#### Written instruction
Produce an exact copy of all the data below, dropping every image.

#### Dataset
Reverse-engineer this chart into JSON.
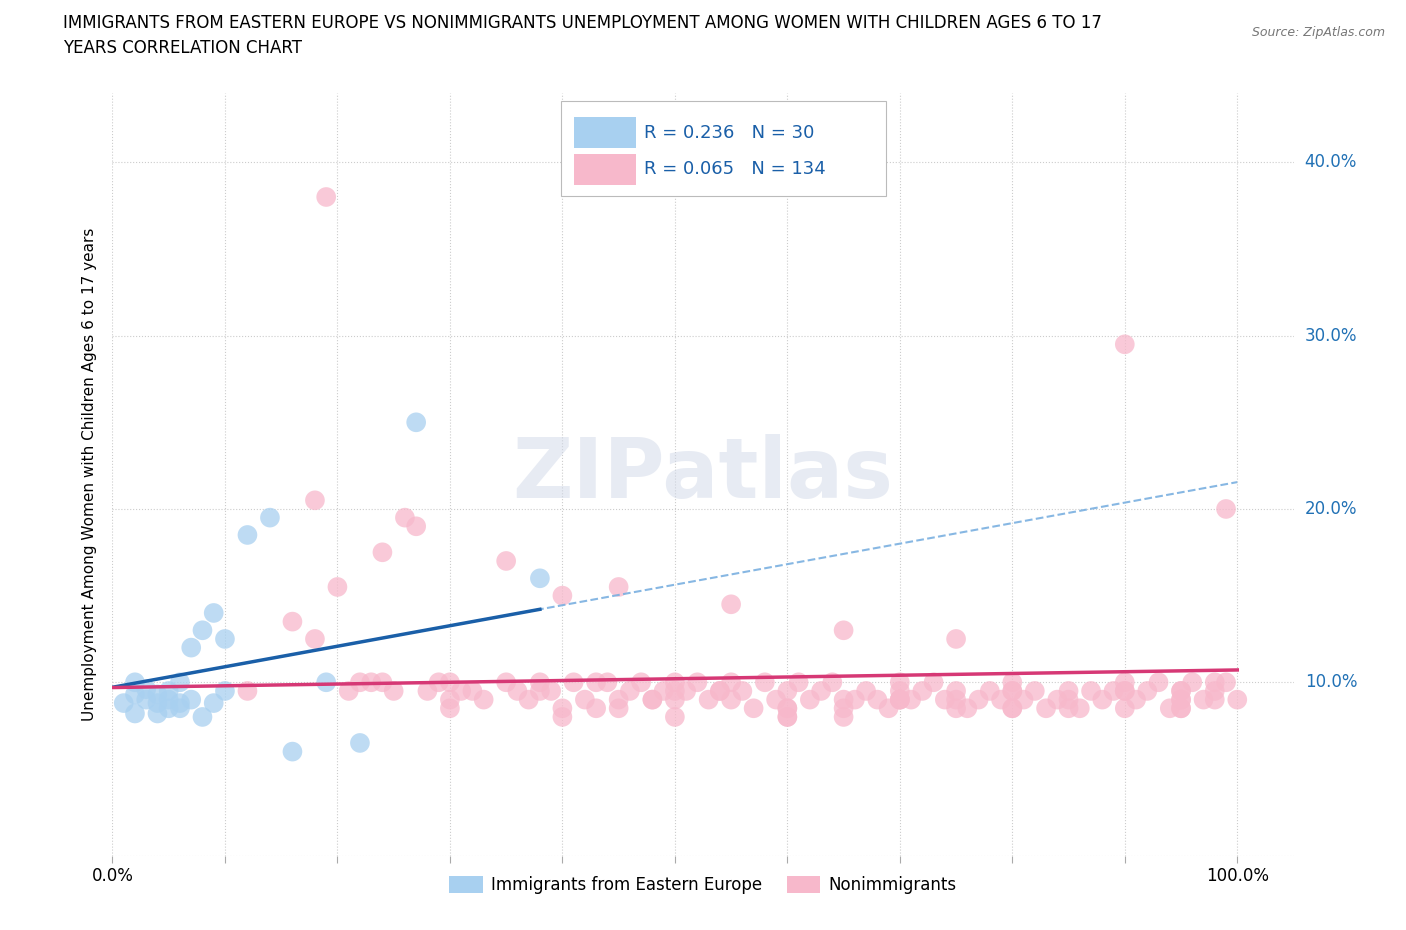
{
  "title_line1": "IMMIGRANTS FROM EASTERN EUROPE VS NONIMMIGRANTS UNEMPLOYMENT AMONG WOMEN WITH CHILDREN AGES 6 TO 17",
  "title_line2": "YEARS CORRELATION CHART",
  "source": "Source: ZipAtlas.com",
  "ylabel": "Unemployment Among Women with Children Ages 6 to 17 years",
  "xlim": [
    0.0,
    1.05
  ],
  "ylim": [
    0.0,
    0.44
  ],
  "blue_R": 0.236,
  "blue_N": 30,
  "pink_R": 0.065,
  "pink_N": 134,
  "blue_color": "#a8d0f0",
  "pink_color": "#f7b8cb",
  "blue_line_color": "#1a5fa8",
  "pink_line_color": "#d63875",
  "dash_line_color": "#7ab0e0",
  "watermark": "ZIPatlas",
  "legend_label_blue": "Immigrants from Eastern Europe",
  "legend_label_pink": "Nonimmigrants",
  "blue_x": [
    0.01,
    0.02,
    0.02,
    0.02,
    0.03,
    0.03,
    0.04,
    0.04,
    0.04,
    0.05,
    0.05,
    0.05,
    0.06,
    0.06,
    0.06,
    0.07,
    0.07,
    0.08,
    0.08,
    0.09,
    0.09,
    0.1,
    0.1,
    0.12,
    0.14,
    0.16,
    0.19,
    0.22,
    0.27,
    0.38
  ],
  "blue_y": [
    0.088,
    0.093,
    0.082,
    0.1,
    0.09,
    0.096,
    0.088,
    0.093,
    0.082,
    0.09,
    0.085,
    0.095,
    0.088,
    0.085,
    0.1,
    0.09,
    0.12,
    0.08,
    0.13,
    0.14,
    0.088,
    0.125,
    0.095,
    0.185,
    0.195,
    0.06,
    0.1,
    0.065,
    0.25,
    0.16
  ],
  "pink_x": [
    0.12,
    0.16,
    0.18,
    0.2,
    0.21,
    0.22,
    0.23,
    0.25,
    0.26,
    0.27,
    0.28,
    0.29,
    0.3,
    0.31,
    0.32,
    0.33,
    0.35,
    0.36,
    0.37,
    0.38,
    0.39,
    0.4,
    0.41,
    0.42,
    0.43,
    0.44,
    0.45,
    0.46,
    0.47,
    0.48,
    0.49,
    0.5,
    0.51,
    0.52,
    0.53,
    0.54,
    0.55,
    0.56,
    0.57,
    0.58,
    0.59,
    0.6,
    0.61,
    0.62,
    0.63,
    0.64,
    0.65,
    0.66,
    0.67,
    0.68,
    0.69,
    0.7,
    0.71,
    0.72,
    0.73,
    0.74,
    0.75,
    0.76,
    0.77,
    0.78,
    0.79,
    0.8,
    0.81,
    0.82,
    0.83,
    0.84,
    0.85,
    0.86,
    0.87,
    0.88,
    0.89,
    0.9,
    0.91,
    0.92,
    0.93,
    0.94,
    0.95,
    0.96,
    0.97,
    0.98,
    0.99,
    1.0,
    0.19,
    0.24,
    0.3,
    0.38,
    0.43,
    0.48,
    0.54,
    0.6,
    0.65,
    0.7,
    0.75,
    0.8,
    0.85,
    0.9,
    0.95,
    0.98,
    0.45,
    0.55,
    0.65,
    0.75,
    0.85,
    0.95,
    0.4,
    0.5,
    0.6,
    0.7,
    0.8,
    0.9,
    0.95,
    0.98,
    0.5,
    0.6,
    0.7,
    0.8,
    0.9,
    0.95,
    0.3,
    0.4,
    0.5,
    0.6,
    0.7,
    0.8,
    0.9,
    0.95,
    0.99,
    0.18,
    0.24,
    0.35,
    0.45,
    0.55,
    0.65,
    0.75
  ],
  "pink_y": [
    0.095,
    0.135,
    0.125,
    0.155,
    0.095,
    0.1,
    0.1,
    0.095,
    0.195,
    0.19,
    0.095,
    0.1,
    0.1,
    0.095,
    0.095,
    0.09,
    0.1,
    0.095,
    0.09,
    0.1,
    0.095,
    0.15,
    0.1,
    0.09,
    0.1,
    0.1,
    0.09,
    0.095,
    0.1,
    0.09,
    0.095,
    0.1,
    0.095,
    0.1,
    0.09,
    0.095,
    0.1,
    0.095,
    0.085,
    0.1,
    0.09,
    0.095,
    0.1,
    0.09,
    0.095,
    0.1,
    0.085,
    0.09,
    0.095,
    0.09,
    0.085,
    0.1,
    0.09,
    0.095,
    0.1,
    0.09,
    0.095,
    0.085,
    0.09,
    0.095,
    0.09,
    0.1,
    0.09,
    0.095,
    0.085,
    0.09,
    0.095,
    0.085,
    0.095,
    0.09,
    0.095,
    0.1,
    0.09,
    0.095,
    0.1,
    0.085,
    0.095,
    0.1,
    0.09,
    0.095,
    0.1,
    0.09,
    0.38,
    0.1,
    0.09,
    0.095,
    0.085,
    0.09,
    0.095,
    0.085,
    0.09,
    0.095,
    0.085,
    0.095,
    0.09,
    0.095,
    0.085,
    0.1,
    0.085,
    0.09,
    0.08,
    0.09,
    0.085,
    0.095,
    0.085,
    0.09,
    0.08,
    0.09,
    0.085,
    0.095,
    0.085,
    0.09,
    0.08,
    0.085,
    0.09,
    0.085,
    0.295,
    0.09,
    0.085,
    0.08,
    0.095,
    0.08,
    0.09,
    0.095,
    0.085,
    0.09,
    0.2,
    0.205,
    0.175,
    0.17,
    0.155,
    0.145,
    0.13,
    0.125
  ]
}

#### Exercise solution
Reverse-engineer this chart into JSON.
{
  "title_line1": "IMMIGRANTS FROM EASTERN EUROPE VS NONIMMIGRANTS UNEMPLOYMENT AMONG WOMEN WITH CHILDREN AGES 6 TO 17",
  "title_line2": "YEARS CORRELATION CHART",
  "source": "Source: ZipAtlas.com",
  "ylabel": "Unemployment Among Women with Children Ages 6 to 17 years",
  "xlim": [
    0.0,
    1.05
  ],
  "ylim": [
    0.0,
    0.44
  ],
  "blue_R": 0.236,
  "blue_N": 30,
  "pink_R": 0.065,
  "pink_N": 134,
  "blue_color": "#a8d0f0",
  "pink_color": "#f7b8cb",
  "blue_line_color": "#1a5fa8",
  "pink_line_color": "#d63875",
  "dash_line_color": "#7ab0e0",
  "watermark": "ZIPatlas",
  "legend_label_blue": "Immigrants from Eastern Europe",
  "legend_label_pink": "Nonimmigrants",
  "blue_x": [
    0.01,
    0.02,
    0.02,
    0.02,
    0.03,
    0.03,
    0.04,
    0.04,
    0.04,
    0.05,
    0.05,
    0.05,
    0.06,
    0.06,
    0.06,
    0.07,
    0.07,
    0.08,
    0.08,
    0.09,
    0.09,
    0.1,
    0.1,
    0.12,
    0.14,
    0.16,
    0.19,
    0.22,
    0.27,
    0.38
  ],
  "blue_y": [
    0.088,
    0.093,
    0.082,
    0.1,
    0.09,
    0.096,
    0.088,
    0.093,
    0.082,
    0.09,
    0.085,
    0.095,
    0.088,
    0.085,
    0.1,
    0.09,
    0.12,
    0.08,
    0.13,
    0.14,
    0.088,
    0.125,
    0.095,
    0.185,
    0.195,
    0.06,
    0.1,
    0.065,
    0.25,
    0.16
  ],
  "pink_x": [
    0.12,
    0.16,
    0.18,
    0.2,
    0.21,
    0.22,
    0.23,
    0.25,
    0.26,
    0.27,
    0.28,
    0.29,
    0.3,
    0.31,
    0.32,
    0.33,
    0.35,
    0.36,
    0.37,
    0.38,
    0.39,
    0.4,
    0.41,
    0.42,
    0.43,
    0.44,
    0.45,
    0.46,
    0.47,
    0.48,
    0.49,
    0.5,
    0.51,
    0.52,
    0.53,
    0.54,
    0.55,
    0.56,
    0.57,
    0.58,
    0.59,
    0.6,
    0.61,
    0.62,
    0.63,
    0.64,
    0.65,
    0.66,
    0.67,
    0.68,
    0.69,
    0.7,
    0.71,
    0.72,
    0.73,
    0.74,
    0.75,
    0.76,
    0.77,
    0.78,
    0.79,
    0.8,
    0.81,
    0.82,
    0.83,
    0.84,
    0.85,
    0.86,
    0.87,
    0.88,
    0.89,
    0.9,
    0.91,
    0.92,
    0.93,
    0.94,
    0.95,
    0.96,
    0.97,
    0.98,
    0.99,
    1.0,
    0.19,
    0.24,
    0.3,
    0.38,
    0.43,
    0.48,
    0.54,
    0.6,
    0.65,
    0.7,
    0.75,
    0.8,
    0.85,
    0.9,
    0.95,
    0.98,
    0.45,
    0.55,
    0.65,
    0.75,
    0.85,
    0.95,
    0.4,
    0.5,
    0.6,
    0.7,
    0.8,
    0.9,
    0.95,
    0.98,
    0.5,
    0.6,
    0.7,
    0.8,
    0.9,
    0.95,
    0.3,
    0.4,
    0.5,
    0.6,
    0.7,
    0.8,
    0.9,
    0.95,
    0.99,
    0.18,
    0.24,
    0.35,
    0.45,
    0.55,
    0.65,
    0.75
  ],
  "pink_y": [
    0.095,
    0.135,
    0.125,
    0.155,
    0.095,
    0.1,
    0.1,
    0.095,
    0.195,
    0.19,
    0.095,
    0.1,
    0.1,
    0.095,
    0.095,
    0.09,
    0.1,
    0.095,
    0.09,
    0.1,
    0.095,
    0.15,
    0.1,
    0.09,
    0.1,
    0.1,
    0.09,
    0.095,
    0.1,
    0.09,
    0.095,
    0.1,
    0.095,
    0.1,
    0.09,
    0.095,
    0.1,
    0.095,
    0.085,
    0.1,
    0.09,
    0.095,
    0.1,
    0.09,
    0.095,
    0.1,
    0.085,
    0.09,
    0.095,
    0.09,
    0.085,
    0.1,
    0.09,
    0.095,
    0.1,
    0.09,
    0.095,
    0.085,
    0.09,
    0.095,
    0.09,
    0.1,
    0.09,
    0.095,
    0.085,
    0.09,
    0.095,
    0.085,
    0.095,
    0.09,
    0.095,
    0.1,
    0.09,
    0.095,
    0.1,
    0.085,
    0.095,
    0.1,
    0.09,
    0.095,
    0.1,
    0.09,
    0.38,
    0.1,
    0.09,
    0.095,
    0.085,
    0.09,
    0.095,
    0.085,
    0.09,
    0.095,
    0.085,
    0.095,
    0.09,
    0.095,
    0.085,
    0.1,
    0.085,
    0.09,
    0.08,
    0.09,
    0.085,
    0.095,
    0.085,
    0.09,
    0.08,
    0.09,
    0.085,
    0.095,
    0.085,
    0.09,
    0.08,
    0.085,
    0.09,
    0.085,
    0.295,
    0.09,
    0.085,
    0.08,
    0.095,
    0.08,
    0.09,
    0.095,
    0.085,
    0.09,
    0.2,
    0.205,
    0.175,
    0.17,
    0.155,
    0.145,
    0.13,
    0.125
  ]
}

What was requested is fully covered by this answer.